• **Your goal**
In your copy, leave out the pictures; write out all the data exactly.

## BEGIN Provided information

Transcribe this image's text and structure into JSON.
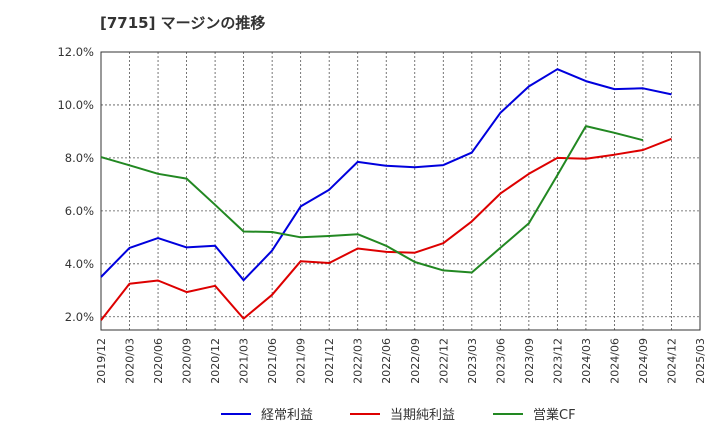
{
  "chart_data": {
    "type": "line",
    "title": "[7715]  マージンの推移",
    "xlabel": "",
    "ylabel": "",
    "ylim": [
      1.5,
      12.0
    ],
    "grid": true,
    "legend_position": "bottom",
    "yticks": [
      {
        "value": 2.0,
        "label": "2.0%"
      },
      {
        "value": 4.0,
        "label": "4.0%"
      },
      {
        "value": 6.0,
        "label": "6.0%"
      },
      {
        "value": 8.0,
        "label": "8.0%"
      },
      {
        "value": 10.0,
        "label": "10.0%"
      },
      {
        "value": 12.0,
        "label": "12.0%"
      }
    ],
    "categories": [
      "2019/12",
      "2020/03",
      "2020/06",
      "2020/09",
      "2020/12",
      "2021/03",
      "2021/06",
      "2021/09",
      "2021/12",
      "2022/03",
      "2022/06",
      "2022/09",
      "2022/12",
      "2023/03",
      "2023/06",
      "2023/09",
      "2023/12",
      "2024/03",
      "2024/06",
      "2024/09",
      "2024/12",
      "2025/03"
    ],
    "series": [
      {
        "name": "経常利益",
        "color": "#0000dd",
        "values": [
          3.5,
          4.6,
          4.97,
          4.62,
          4.68,
          3.38,
          4.5,
          6.17,
          6.8,
          7.85,
          7.7,
          7.65,
          7.73,
          8.2,
          9.7,
          10.7,
          11.35,
          10.9,
          10.6,
          10.63,
          10.4,
          null
        ]
      },
      {
        "name": "当期純利益",
        "color": "#dd0000",
        "values": [
          1.87,
          3.25,
          3.37,
          2.93,
          3.17,
          1.93,
          2.83,
          4.1,
          4.03,
          4.58,
          4.45,
          4.42,
          4.78,
          5.6,
          6.65,
          7.4,
          8.0,
          7.97,
          8.12,
          8.3,
          8.72,
          null
        ]
      },
      {
        "name": "営業CF",
        "color": "#228822",
        "values": [
          8.03,
          7.72,
          7.4,
          7.22,
          6.23,
          5.22,
          5.2,
          5.0,
          5.05,
          5.12,
          4.68,
          4.07,
          3.75,
          3.67,
          4.6,
          5.53,
          7.35,
          9.2,
          8.95,
          8.67,
          null,
          null
        ]
      }
    ]
  }
}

## END Provided information

• **Written response**
Transcribe this image's text and structure into JSON.
{
  "chart_data": {
    "type": "line",
    "title": "[7715]  マージンの推移",
    "xlabel": "",
    "ylabel": "",
    "ylim": [
      1.5,
      12.0
    ],
    "grid": true,
    "legend_position": "bottom",
    "yticks": [
      {
        "value": 2.0,
        "label": "2.0%"
      },
      {
        "value": 4.0,
        "label": "4.0%"
      },
      {
        "value": 6.0,
        "label": "6.0%"
      },
      {
        "value": 8.0,
        "label": "8.0%"
      },
      {
        "value": 10.0,
        "label": "10.0%"
      },
      {
        "value": 12.0,
        "label": "12.0%"
      }
    ],
    "categories": [
      "2019/12",
      "2020/03",
      "2020/06",
      "2020/09",
      "2020/12",
      "2021/03",
      "2021/06",
      "2021/09",
      "2021/12",
      "2022/03",
      "2022/06",
      "2022/09",
      "2022/12",
      "2023/03",
      "2023/06",
      "2023/09",
      "2023/12",
      "2024/03",
      "2024/06",
      "2024/09",
      "2024/12",
      "2025/03"
    ],
    "series": [
      {
        "name": "経常利益",
        "color": "#0000dd",
        "values": [
          3.5,
          4.6,
          4.97,
          4.62,
          4.68,
          3.38,
          4.5,
          6.17,
          6.8,
          7.85,
          7.7,
          7.65,
          7.73,
          8.2,
          9.7,
          10.7,
          11.35,
          10.9,
          10.6,
          10.63,
          10.4,
          null
        ]
      },
      {
        "name": "当期純利益",
        "color": "#dd0000",
        "values": [
          1.87,
          3.25,
          3.37,
          2.93,
          3.17,
          1.93,
          2.83,
          4.1,
          4.03,
          4.58,
          4.45,
          4.42,
          4.78,
          5.6,
          6.65,
          7.4,
          8.0,
          7.97,
          8.12,
          8.3,
          8.72,
          null
        ]
      },
      {
        "name": "営業CF",
        "color": "#228822",
        "values": [
          8.03,
          7.72,
          7.4,
          7.22,
          6.23,
          5.22,
          5.2,
          5.0,
          5.05,
          5.12,
          4.68,
          4.07,
          3.75,
          3.67,
          4.6,
          5.53,
          7.35,
          9.2,
          8.95,
          8.67,
          null,
          null
        ]
      }
    ]
  }
}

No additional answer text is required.